*What is asked*
Please retype, with no changes, the part of the entries below that opens with the line containing "data-point [350,431,354,435]" and closes with the line containing "data-point [426,60,430,64]", including both of those lines.

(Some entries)
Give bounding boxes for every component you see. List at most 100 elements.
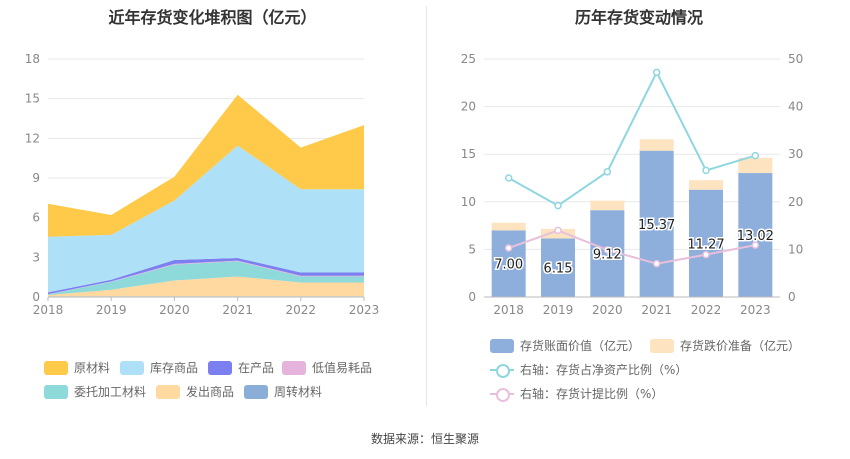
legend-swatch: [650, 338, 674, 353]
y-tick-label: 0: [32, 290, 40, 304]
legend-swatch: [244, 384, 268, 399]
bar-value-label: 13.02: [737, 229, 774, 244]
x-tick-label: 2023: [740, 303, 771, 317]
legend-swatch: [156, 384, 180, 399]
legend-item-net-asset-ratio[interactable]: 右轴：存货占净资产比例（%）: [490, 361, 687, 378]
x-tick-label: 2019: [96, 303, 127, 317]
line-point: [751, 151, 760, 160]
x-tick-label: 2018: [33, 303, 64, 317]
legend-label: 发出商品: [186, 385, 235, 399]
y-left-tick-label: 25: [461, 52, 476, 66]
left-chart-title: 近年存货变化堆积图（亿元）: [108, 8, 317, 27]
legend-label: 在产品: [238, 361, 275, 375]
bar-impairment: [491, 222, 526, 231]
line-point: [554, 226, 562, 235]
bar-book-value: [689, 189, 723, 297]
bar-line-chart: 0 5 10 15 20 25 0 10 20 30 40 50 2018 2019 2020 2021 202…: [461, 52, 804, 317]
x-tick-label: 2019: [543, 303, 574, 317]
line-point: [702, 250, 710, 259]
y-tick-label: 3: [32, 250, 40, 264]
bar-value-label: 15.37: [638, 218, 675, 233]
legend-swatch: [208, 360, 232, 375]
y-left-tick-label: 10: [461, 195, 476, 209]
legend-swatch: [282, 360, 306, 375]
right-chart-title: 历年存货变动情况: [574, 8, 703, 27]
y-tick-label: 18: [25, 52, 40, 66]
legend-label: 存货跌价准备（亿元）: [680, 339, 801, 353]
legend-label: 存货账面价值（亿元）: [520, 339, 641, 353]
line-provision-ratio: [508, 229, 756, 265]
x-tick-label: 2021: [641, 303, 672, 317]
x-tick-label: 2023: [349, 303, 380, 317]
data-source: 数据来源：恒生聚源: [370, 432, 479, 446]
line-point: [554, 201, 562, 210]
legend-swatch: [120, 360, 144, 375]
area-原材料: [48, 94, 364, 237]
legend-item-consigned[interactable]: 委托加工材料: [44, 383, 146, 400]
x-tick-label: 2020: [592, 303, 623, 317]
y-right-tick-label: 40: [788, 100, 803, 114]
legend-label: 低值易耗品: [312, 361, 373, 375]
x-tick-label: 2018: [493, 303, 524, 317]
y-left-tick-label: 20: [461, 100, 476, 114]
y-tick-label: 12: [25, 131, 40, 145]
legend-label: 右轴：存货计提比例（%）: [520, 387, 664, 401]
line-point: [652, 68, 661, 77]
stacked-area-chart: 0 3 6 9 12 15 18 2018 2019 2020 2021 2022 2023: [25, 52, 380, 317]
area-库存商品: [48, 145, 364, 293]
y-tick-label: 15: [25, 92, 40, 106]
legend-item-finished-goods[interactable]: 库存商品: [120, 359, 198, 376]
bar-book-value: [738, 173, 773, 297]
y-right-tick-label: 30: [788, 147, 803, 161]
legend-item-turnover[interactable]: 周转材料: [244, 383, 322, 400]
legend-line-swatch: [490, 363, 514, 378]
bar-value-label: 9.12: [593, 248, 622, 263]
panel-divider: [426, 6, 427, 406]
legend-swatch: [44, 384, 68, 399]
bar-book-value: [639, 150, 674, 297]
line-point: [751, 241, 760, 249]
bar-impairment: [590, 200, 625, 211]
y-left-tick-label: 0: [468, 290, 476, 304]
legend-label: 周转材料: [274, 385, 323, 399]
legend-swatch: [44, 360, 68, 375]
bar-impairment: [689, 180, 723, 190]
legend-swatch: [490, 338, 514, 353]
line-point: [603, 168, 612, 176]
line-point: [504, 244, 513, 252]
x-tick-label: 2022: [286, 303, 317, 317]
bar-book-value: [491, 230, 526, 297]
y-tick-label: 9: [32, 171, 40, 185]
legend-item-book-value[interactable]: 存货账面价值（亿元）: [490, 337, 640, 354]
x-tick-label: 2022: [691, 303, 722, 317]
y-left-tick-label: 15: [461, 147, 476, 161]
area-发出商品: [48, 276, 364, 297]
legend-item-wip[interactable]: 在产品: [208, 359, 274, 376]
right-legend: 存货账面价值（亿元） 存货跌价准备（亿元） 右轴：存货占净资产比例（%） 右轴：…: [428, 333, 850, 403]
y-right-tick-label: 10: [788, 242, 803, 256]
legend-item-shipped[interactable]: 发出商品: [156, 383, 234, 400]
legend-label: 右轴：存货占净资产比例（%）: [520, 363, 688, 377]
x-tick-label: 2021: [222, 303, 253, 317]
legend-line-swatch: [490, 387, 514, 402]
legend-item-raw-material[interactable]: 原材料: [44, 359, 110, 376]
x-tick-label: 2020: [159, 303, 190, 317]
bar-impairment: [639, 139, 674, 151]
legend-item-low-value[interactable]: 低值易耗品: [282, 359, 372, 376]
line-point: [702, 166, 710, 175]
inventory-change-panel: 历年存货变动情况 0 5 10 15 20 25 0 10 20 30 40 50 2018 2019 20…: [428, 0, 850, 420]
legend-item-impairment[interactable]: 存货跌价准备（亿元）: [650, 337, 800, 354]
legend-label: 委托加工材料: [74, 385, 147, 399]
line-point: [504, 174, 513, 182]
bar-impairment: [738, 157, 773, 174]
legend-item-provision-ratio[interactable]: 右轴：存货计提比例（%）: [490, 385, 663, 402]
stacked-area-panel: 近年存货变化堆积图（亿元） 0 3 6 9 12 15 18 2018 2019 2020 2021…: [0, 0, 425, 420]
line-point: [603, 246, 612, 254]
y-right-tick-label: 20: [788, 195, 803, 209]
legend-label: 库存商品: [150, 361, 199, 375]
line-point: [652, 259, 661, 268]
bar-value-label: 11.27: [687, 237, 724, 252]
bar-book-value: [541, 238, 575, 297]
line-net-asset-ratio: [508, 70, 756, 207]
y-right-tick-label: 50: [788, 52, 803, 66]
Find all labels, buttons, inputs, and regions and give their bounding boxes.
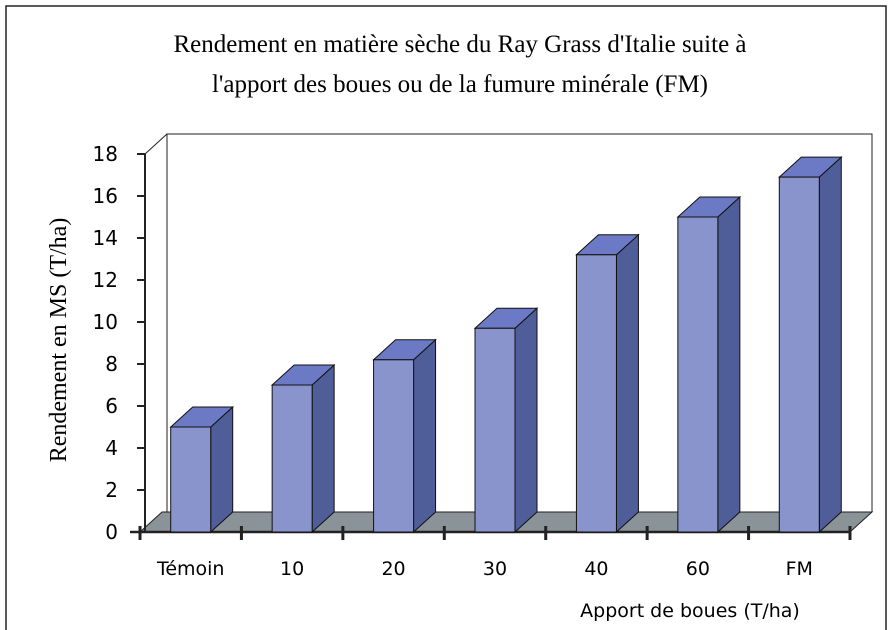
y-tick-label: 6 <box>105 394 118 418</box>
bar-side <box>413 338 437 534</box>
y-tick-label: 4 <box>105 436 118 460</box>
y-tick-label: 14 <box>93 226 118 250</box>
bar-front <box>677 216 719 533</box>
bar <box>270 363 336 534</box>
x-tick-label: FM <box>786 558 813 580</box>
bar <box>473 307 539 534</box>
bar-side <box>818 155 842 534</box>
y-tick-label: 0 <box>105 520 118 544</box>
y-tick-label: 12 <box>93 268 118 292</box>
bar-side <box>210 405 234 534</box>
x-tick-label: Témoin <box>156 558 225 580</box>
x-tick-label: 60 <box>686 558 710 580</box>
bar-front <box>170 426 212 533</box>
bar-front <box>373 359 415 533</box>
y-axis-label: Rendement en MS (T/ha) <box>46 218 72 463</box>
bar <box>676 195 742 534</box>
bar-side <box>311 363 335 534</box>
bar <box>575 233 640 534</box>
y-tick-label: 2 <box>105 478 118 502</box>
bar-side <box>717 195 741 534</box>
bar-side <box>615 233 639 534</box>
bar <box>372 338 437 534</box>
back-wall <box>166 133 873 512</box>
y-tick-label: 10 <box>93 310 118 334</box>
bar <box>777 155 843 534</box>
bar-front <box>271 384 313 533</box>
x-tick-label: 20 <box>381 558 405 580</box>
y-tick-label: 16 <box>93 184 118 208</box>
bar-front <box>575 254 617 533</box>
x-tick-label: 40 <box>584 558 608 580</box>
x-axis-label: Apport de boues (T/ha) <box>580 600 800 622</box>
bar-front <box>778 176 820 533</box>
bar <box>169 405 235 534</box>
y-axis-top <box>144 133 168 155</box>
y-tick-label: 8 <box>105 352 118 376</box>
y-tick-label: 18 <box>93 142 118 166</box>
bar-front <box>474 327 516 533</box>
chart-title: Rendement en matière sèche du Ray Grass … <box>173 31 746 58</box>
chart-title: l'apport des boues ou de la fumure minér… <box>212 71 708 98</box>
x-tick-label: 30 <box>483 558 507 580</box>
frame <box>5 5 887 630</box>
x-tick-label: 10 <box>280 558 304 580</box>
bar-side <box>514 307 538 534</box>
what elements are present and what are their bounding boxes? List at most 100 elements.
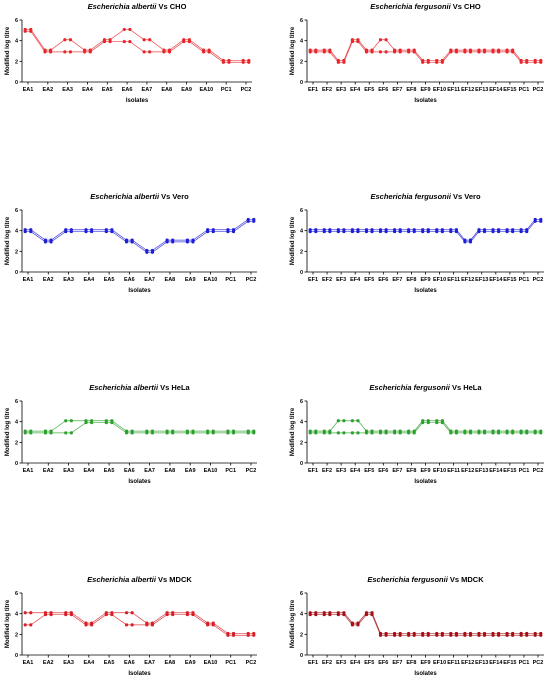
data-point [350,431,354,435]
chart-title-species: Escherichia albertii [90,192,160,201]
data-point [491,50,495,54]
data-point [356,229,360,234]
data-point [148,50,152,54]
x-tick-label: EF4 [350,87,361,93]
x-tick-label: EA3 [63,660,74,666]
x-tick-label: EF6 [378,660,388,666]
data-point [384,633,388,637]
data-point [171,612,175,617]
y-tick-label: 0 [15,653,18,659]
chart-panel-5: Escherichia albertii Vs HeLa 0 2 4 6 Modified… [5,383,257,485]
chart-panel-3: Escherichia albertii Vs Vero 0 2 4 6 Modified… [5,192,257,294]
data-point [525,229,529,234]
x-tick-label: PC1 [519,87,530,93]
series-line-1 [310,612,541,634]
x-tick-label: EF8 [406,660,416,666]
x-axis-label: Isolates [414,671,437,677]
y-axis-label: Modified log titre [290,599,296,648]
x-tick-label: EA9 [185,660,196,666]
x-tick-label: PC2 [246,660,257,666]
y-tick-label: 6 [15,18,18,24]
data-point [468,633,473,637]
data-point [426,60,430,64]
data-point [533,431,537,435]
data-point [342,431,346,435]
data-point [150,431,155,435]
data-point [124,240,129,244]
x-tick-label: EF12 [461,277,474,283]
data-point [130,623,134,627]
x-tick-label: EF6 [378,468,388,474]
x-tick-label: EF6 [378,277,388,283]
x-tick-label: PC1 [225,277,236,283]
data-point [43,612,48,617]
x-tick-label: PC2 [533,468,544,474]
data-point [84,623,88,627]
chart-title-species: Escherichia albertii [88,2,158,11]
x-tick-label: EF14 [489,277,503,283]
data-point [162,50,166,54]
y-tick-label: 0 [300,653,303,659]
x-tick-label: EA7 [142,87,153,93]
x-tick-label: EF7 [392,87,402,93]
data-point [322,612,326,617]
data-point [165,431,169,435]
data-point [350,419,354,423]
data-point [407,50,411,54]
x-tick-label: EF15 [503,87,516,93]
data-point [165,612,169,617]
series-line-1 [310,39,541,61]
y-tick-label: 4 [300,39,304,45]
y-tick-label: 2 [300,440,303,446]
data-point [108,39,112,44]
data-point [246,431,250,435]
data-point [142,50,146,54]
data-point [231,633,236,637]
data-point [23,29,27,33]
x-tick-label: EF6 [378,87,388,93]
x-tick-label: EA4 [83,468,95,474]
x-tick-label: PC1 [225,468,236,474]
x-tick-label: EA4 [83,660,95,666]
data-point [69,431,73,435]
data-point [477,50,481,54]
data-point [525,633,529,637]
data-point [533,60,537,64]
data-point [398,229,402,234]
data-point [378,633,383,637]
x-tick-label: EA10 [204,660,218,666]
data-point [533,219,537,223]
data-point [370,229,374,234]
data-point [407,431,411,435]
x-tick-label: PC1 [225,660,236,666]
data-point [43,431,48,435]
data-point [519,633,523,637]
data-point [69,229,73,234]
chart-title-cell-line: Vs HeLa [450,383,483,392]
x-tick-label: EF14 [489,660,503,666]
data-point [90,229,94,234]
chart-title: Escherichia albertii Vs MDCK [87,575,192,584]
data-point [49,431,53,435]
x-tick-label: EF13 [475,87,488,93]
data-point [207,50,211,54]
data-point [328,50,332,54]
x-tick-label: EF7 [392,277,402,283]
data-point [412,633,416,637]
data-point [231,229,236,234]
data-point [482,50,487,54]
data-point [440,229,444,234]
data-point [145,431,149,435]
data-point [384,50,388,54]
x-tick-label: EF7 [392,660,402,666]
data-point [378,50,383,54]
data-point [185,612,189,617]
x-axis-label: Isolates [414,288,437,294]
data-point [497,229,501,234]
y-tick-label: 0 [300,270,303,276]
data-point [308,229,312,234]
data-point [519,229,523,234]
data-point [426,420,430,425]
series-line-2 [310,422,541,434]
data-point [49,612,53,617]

*Solution for this task*
data-point [350,431,354,435]
chart-title-species: Escherichia albertii [90,192,160,201]
data-point [491,50,495,54]
data-point [356,229,360,234]
data-point [148,50,152,54]
x-tick-label: EF4 [350,87,361,93]
x-tick-label: EA3 [63,660,74,666]
x-tick-label: EF6 [378,660,388,666]
data-point [384,633,388,637]
data-point [171,612,175,617]
y-tick-label: 0 [15,653,18,659]
chart-panel-5: Escherichia albertii Vs HeLa 0 2 4 6 Modified… [5,383,257,485]
chart-panel-3: Escherichia albertii Vs Vero 0 2 4 6 Modified… [5,192,257,294]
data-point [525,229,529,234]
x-tick-label: PC1 [519,87,530,93]
series-line-1 [310,612,541,634]
x-tick-label: EF8 [406,660,416,666]
x-axis-label: Isolates [414,671,437,677]
y-axis-label: Modified log titre [290,599,296,648]
x-tick-label: EA9 [185,660,196,666]
x-tick-label: PC2 [246,660,257,666]
y-tick-label: 6 [15,18,18,24]
data-point [468,633,473,637]
data-point [426,60,430,64]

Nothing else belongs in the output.